*Task brief*.
Extract and list every line that contains the word "Teratas".

[Items from a dataset]

___

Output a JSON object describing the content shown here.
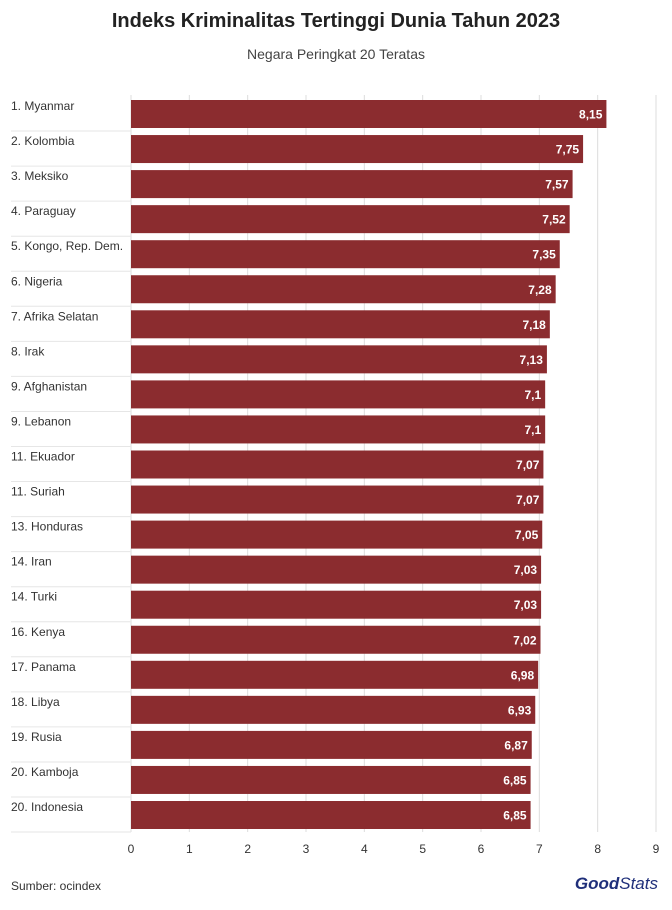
{
  "header": {
    "title": "Indeks Kriminalitas Tertinggi Dunia Tahun 2023",
    "subtitle": "Negara Peringkat 20 Teratas"
  },
  "footer": {
    "source": "Sumber: ocindex",
    "logo_good": "Good",
    "logo_stats": "Stats"
  },
  "chart_data": {
    "type": "bar",
    "orientation": "horizontal",
    "title": "Indeks Kriminalitas Tertinggi Dunia Tahun 2023",
    "subtitle": "Negara Peringkat 20 Teratas",
    "categories": [
      "1. Myanmar",
      "2. Kolombia",
      "3. Meksiko",
      "4. Paraguay",
      "5. Kongo, Rep. Dem.",
      "6. Nigeria",
      "7. Afrika Selatan",
      "8. Irak",
      "9. Afghanistan",
      "9. Lebanon",
      "11. Ekuador",
      "11. Suriah",
      "13. Honduras",
      "14. Iran",
      "14. Turki",
      "16. Kenya",
      "17. Panama",
      "18. Libya",
      "19. Rusia",
      "20. Kamboja",
      "20. Indonesia"
    ],
    "values": [
      8.15,
      7.75,
      7.57,
      7.52,
      7.35,
      7.28,
      7.18,
      7.13,
      7.1,
      7.1,
      7.07,
      7.07,
      7.05,
      7.03,
      7.03,
      7.02,
      6.98,
      6.93,
      6.87,
      6.85,
      6.85
    ],
    "value_labels": [
      "8,15",
      "7,75",
      "7,57",
      "7,52",
      "7,35",
      "7,28",
      "7,18",
      "7,13",
      "7,1",
      "7,1",
      "7,07",
      "7,07",
      "7,05",
      "7,03",
      "7,03",
      "7,02",
      "6,98",
      "6,93",
      "6,87",
      "6,85",
      "6,85"
    ],
    "xlim": [
      0,
      9
    ],
    "xticks": [
      "0",
      "1",
      "2",
      "3",
      "4",
      "5",
      "6",
      "7",
      "8",
      "9"
    ],
    "grid": true,
    "bar_color": "#8b2c2f",
    "label_color": "#ffffff"
  }
}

___

*Problem solution*.
    "subtitle": "Negara Peringkat 20 Teratas"
    "subtitle": "Negara Peringkat 20 Teratas",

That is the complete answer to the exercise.